-- START OF Entries provided --

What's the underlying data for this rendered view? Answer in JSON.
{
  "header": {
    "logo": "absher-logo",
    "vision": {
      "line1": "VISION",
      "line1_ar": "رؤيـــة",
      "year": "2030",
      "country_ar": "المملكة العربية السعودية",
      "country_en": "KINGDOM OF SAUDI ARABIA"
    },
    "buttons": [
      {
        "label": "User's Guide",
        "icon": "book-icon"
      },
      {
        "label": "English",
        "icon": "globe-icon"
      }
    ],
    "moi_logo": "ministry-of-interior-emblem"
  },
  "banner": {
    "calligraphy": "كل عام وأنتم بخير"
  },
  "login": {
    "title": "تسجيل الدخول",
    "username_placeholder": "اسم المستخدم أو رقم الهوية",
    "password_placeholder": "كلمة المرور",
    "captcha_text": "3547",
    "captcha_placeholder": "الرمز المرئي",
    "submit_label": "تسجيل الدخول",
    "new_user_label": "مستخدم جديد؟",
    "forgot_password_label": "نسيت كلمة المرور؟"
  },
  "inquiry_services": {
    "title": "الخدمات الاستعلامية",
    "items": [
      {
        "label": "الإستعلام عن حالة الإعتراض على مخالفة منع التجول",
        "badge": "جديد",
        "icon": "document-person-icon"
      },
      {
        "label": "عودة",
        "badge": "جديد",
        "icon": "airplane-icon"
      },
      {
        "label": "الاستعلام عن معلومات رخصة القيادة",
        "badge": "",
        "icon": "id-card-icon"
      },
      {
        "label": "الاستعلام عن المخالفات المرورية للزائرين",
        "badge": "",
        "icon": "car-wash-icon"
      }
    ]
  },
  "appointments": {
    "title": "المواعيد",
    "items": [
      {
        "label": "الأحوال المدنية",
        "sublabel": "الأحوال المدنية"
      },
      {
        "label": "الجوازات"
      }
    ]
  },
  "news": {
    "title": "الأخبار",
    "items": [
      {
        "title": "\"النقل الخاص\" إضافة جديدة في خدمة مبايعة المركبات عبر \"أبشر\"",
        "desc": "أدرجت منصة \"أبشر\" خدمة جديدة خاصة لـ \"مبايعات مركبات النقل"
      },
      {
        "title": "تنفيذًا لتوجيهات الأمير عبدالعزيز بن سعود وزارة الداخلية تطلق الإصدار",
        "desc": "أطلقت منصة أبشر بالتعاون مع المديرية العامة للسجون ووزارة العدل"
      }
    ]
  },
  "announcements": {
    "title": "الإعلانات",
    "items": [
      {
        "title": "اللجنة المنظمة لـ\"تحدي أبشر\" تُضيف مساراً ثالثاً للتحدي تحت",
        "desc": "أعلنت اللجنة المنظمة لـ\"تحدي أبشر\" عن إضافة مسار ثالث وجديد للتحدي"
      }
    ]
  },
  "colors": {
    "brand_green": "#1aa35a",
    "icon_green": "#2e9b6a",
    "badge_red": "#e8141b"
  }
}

-- END OF Entries provided --

*Task instructions*
Show all lines in the entries above where the string "خدمة" appears.

*Task result*
        "title": "\"النقل الخاص\" إضافة جديدة في خدمة مبايعة المركبات عبر \"أبشر\"",
        "desc": "أدرجت منصة \"أبشر\" خدمة جديدة خاصة لـ \"مبايعات مركبات النقل"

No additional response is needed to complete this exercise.